_Recorded data:_
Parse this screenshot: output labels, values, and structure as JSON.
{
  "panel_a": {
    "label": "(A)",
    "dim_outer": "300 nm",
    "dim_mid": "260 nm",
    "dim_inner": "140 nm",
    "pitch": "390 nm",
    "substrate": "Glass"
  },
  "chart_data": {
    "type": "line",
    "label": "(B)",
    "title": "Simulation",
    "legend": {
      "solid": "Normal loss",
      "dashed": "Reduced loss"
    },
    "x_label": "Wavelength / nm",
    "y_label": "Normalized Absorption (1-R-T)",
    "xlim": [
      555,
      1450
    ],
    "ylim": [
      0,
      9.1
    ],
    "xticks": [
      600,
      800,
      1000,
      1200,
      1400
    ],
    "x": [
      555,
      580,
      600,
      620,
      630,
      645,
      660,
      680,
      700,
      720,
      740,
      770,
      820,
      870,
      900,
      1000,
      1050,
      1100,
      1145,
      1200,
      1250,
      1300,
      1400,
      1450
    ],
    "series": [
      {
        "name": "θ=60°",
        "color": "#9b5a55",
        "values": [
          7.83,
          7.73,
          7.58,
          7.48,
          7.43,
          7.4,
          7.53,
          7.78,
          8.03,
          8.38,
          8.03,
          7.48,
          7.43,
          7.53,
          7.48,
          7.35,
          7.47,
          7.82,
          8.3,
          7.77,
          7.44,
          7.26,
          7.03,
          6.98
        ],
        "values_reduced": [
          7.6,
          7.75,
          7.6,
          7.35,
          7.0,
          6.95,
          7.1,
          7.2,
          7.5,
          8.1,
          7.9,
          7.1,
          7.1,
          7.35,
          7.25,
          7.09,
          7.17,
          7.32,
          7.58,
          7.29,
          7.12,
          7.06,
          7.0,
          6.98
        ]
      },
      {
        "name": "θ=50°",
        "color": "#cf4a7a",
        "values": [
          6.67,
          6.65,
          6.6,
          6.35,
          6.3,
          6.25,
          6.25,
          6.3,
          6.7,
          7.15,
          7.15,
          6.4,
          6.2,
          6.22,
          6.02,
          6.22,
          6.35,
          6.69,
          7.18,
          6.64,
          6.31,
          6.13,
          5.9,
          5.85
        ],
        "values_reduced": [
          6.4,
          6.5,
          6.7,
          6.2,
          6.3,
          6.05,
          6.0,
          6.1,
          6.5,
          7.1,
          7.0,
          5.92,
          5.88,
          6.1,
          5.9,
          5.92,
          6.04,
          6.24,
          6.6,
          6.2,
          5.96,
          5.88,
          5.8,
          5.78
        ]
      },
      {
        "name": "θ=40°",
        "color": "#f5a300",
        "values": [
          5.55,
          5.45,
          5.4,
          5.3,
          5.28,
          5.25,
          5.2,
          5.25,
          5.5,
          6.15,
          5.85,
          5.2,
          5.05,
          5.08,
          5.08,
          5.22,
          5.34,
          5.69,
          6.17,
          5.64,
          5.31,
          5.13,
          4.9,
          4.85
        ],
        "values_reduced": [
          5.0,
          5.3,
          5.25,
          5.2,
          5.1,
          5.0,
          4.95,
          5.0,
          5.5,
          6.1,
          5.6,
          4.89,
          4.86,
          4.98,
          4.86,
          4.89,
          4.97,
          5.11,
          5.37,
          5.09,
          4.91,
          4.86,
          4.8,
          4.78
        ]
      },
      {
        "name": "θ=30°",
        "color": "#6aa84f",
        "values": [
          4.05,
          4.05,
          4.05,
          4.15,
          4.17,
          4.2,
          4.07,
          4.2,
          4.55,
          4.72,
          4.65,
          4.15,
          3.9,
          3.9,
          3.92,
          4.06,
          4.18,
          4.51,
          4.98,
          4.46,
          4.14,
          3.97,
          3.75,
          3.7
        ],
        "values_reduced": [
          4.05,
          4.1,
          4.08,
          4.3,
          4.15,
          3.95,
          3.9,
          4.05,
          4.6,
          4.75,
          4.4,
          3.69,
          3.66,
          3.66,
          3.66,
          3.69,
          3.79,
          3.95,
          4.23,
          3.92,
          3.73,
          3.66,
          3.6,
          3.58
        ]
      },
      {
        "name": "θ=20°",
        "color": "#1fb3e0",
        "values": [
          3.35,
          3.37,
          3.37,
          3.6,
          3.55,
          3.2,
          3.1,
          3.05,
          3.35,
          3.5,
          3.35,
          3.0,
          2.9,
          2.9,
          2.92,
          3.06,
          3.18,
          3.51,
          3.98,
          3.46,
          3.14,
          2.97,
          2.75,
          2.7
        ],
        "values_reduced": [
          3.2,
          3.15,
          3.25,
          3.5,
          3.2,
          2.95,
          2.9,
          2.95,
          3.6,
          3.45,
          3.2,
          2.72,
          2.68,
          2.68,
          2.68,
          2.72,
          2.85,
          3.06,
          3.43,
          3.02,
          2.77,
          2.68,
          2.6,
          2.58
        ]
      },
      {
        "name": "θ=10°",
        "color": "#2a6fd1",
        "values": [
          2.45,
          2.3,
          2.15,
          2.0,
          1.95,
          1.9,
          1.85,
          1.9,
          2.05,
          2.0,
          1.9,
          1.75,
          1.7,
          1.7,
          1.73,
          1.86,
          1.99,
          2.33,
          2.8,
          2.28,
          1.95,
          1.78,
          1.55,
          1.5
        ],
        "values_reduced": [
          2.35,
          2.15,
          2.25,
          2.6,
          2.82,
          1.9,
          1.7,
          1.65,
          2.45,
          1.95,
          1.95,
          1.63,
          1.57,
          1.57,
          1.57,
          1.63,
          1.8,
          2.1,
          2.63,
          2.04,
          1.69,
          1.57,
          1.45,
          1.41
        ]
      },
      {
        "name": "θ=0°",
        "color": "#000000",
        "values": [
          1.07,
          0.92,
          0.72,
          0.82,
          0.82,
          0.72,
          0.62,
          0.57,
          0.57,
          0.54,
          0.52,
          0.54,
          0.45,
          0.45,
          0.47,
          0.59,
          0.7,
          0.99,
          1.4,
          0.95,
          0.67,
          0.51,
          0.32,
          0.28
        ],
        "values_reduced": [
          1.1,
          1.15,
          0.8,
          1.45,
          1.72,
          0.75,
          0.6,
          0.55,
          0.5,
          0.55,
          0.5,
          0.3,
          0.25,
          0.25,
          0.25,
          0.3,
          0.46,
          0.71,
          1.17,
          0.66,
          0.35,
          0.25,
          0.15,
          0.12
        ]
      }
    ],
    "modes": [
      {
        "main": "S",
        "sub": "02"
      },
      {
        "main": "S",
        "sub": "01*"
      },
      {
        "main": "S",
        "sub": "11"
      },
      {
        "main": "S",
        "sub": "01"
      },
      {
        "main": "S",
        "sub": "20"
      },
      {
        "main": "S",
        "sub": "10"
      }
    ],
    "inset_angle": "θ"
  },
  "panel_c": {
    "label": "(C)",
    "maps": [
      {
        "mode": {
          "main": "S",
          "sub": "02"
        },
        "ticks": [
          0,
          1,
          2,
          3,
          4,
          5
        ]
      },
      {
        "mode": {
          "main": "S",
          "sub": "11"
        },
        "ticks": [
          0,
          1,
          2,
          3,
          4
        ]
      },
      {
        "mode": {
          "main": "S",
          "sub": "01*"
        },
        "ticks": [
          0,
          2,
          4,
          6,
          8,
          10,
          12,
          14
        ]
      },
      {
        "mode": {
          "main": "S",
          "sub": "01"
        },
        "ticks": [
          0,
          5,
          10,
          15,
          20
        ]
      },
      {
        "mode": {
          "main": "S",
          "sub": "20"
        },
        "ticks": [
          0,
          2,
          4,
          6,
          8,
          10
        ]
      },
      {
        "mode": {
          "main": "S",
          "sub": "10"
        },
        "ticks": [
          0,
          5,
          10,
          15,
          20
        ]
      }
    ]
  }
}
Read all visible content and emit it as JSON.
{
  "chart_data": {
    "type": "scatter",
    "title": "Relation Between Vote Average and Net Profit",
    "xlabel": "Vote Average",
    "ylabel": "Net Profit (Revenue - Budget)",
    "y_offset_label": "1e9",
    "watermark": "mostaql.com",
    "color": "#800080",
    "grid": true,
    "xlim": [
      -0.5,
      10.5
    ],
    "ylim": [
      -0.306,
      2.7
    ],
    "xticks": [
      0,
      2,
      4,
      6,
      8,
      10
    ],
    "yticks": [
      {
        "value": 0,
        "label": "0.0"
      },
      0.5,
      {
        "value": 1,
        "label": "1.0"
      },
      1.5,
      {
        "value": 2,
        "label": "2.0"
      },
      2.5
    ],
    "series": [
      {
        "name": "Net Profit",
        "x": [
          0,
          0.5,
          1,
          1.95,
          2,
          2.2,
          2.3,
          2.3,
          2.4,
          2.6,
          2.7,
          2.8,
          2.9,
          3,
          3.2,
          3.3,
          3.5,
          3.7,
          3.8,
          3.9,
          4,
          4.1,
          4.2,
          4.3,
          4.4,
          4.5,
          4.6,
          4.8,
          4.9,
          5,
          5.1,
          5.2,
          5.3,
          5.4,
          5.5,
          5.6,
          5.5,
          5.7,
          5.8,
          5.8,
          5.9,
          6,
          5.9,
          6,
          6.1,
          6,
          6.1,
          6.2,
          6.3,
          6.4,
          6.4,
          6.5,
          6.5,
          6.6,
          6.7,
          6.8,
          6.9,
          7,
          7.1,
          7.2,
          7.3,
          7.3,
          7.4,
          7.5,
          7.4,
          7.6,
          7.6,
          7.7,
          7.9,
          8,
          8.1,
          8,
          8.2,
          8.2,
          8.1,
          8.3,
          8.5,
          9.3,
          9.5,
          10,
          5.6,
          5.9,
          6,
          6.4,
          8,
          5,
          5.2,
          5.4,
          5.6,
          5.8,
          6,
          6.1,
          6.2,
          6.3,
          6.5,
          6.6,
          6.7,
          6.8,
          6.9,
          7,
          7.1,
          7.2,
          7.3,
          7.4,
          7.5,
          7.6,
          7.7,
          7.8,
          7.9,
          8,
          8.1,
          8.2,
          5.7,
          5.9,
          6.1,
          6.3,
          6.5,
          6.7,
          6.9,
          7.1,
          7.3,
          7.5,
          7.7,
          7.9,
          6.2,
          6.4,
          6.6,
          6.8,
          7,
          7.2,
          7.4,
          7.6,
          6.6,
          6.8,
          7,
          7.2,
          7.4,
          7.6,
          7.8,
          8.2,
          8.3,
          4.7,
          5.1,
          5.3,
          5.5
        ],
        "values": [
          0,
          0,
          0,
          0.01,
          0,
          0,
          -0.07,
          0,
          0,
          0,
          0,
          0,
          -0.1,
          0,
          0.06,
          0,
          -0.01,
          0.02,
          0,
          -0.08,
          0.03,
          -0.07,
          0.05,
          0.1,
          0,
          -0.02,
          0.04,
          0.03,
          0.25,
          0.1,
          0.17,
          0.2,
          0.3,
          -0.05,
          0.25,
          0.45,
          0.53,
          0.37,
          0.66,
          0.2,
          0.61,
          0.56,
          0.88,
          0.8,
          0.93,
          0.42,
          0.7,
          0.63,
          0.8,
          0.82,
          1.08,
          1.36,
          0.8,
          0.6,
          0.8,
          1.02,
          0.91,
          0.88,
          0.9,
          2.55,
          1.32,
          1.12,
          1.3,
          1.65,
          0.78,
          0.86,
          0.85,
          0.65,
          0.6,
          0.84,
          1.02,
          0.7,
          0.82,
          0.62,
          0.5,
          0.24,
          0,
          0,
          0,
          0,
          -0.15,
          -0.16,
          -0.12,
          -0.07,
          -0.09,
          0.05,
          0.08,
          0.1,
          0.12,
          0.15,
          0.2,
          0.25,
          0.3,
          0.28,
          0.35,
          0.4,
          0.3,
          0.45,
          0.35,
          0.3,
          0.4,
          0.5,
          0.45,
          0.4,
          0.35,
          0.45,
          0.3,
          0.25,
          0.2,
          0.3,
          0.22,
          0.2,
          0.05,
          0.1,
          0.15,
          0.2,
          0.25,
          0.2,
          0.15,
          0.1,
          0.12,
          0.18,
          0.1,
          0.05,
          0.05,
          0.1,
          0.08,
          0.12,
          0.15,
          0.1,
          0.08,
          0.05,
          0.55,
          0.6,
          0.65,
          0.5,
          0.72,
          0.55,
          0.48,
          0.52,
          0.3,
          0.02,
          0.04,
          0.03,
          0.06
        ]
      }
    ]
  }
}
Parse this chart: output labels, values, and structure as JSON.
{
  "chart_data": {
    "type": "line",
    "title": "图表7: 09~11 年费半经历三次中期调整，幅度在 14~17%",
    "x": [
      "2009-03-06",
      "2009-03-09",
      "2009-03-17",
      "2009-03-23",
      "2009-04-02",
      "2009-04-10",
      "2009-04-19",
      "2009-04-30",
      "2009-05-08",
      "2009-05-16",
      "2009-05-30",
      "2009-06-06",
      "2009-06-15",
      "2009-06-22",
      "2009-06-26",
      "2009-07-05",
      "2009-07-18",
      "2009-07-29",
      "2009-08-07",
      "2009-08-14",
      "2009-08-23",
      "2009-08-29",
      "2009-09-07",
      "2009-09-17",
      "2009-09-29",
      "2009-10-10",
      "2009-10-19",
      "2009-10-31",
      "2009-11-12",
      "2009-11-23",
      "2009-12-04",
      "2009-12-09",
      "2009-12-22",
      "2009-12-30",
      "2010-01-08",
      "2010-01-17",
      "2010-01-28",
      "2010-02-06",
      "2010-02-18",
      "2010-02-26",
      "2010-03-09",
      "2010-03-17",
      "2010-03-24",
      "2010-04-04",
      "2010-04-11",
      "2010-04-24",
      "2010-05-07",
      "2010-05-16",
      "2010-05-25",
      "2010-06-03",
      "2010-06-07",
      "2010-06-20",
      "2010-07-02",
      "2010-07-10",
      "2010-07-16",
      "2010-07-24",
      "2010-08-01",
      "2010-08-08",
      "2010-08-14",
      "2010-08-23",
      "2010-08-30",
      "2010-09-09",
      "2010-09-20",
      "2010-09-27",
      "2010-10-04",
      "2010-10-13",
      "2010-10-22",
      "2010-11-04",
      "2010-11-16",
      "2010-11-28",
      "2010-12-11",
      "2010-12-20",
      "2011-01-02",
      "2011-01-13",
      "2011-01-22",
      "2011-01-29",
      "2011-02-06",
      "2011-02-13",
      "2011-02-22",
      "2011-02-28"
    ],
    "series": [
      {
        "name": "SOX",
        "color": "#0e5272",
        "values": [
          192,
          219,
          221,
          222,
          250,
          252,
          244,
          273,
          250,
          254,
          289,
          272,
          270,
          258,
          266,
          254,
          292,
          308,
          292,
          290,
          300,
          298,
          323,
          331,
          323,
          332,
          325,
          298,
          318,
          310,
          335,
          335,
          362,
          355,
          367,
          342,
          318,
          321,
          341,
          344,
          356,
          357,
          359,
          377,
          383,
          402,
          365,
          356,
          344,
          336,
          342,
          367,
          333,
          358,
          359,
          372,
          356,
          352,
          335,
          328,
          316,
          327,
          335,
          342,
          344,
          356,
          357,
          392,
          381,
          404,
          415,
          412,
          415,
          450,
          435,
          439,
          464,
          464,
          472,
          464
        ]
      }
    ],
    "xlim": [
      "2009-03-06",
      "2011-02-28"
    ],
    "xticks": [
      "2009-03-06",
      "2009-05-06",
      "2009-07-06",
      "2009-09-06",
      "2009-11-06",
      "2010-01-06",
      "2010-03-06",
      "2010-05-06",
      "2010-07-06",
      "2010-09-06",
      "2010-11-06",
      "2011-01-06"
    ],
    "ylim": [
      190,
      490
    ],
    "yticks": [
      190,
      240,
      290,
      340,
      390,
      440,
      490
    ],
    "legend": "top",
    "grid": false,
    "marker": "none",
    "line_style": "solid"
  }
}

_What you will do:_ Pick out each line in the material containing "labels".

_Result of the task:_
Parse this screenshot: output labels, values, and structure as JSON.
Parse this chart: output labels, values, and structure as JSON.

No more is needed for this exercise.